Testo di partenza:
======

Ma, se si ammette che
l’indagine di interpreti diversi abbia ad oggetto la volontà di autori fittizi
differenti, diviene insostenibile la concezione secondo cui l’interpretazione
giuridica consiste unicamente nella conoscenza della volontà di qualcuno.
Infatti, se gli interpreti si
occupassero unicamente della volontà di autori fittizi provvisti di caratteri
differenti, l’interpretazione giuridica non potrebbe essere considerata come
una pratica comune degli interpreti. Essi condurrebbero imprese conoscitive diverse,
non avrebbero nulla da obiettare l’uno all’altro e l’idea stessa che l’uso di
argomenti dell’interpretazione differenti possa dar luogo a controversie
interpretative dovrebbe essere abbandonata: vi sarebbero controversie di questo
genere solo quando gli interpreti, utilizzando gli stessi argomenti
dell’interpretazione, presupponessero una stessa figura di autore fittizio dei
testi di legge. Quando ciò non accadesse gli interpreti, pur attribuendo contenuti
diversi a uno stesso testo di legge, avanzerebbero giudizi interpretativi non
contrastanti, perché (eventualmente) veri in quanto corrispondenti a fatti
diversi e congiuntamente possibili: ad esempio, da una parte il fatto che un
legislatore ideale provvisto dei caratteri A,
B, C e D avrebbe inteso esprimere,
tramite il testo di legge T, la norma
N1; dall’altra parte il fatto che un
legislatore ideale provvisto dei caratteri A,
B, C ed E avrebbe inteso
esprimere, tramite il testo di legge T,
la norma N2.

======

Materiale:
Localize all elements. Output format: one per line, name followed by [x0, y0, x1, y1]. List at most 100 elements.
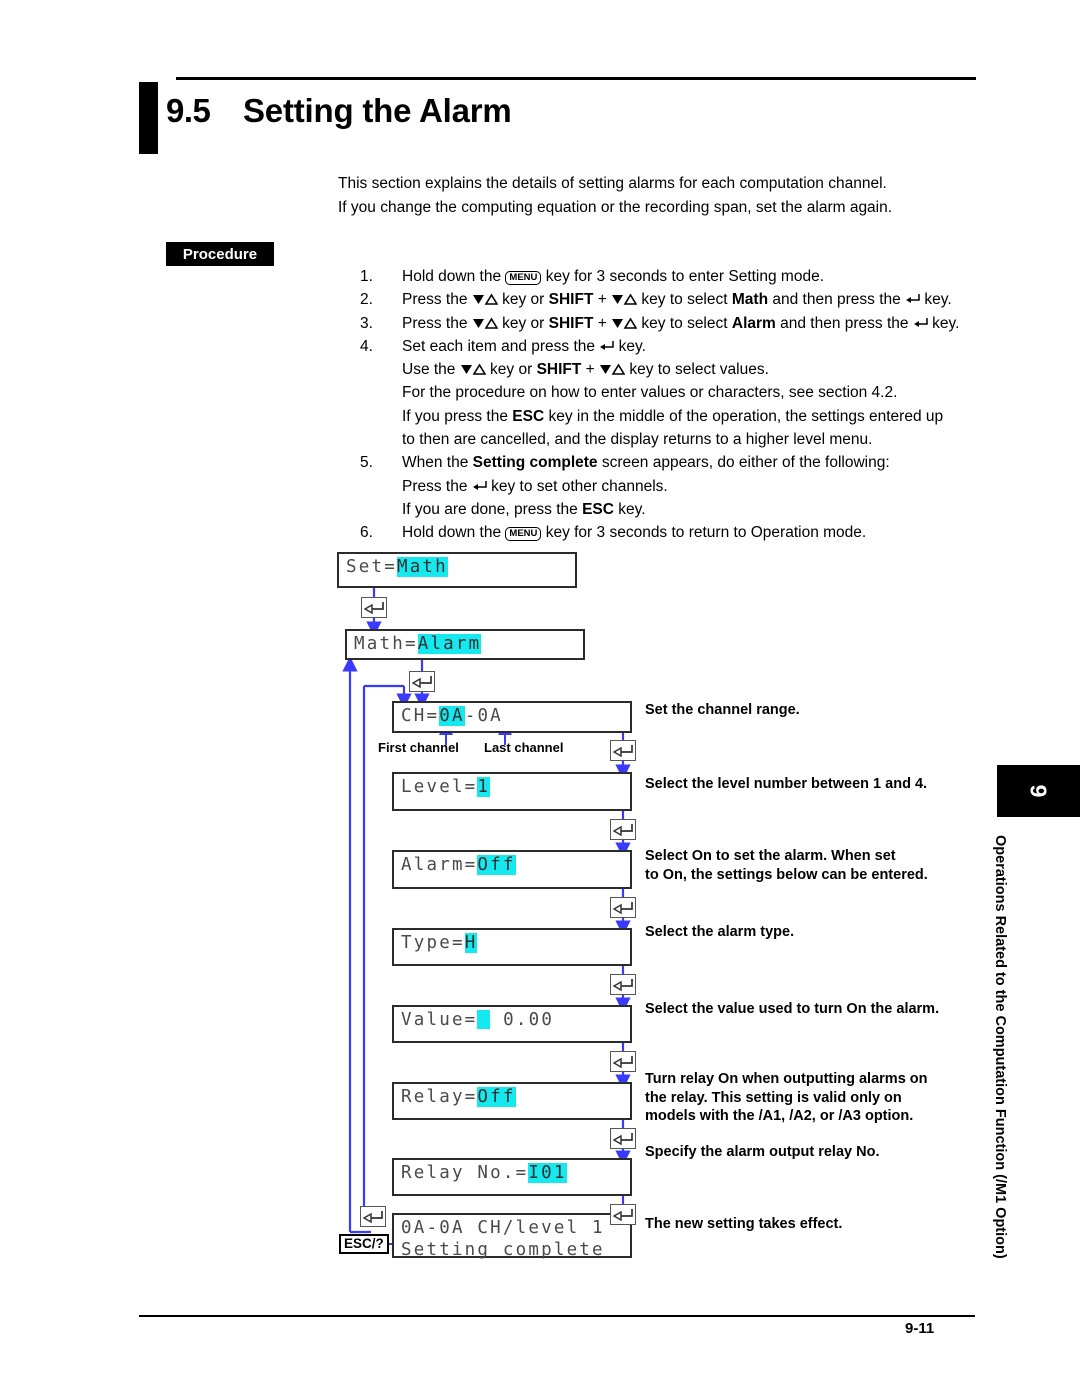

======

Consegna 1:
Secondo il testo sull'interpretazione giuridica, in quale caso sorgerebbero controversie interpretative se gli interpreti si occupassero unicamente della volontà di autori fittizi con caratteri differenti?
Consegna 2:
Prosegui il testo sull'interpretazione giuridica dal punto in cui si ferma.

Risposta scritta 1:
Solo quando gli interpreti, utilizzando gli stessi argomenti dell'interpretazione, presupponessero una stessa figura di autore fittizio dei testi di legge.

Risposta scritta 2:
Inutile dire che
quest’immagine dell’interpretazione giuridica male si accorda con il modo in
cui la pratica interpretativa sembra effettivamente svolgersi; gli interpreti,
infatti, non sembrano disposti ad ammettere che tra di essi non vi siano
dissensi e sembrano invece animati dalla volontà di opporsi ad attribuzioni di
significato che mostrano di non condividere. Essi, dunque, oltre a riferirsi a
figure diverse del legislatore ideale, sembrano anche manifestare un disaccordo
sui caratteri che dovrebbero essere
attribuiti alla figura del legislatore ideale. In altri termini, sembrano
ritenere che vi sia una risposta giusta (nel senso di non sbagliata) alla
questione dei caratteri che dovrebbero essere assegnati alla figura del
legislatore ideale, pur non trovandosi d’accordo sul contenuto di questa risposta.
5. L’interpretazione come applicazione di regole giuridiche
Nel secondo paragrafo ho
chiarito che concepire le questioni interpretative come questioni pratiche non
comporta necessariamente ritenere che gli interpreti creino, in qualche misura, norme giuridiche. Infatti, è possibile
che le norme o i valori che gli interpreti applicano o di cui tengono conto per
rispondere a tali questioni siano concepibili, per il fatto di essere
generalmente condivisi da coloro che operano all’interno della comunità
giuridica, come interni al diritto.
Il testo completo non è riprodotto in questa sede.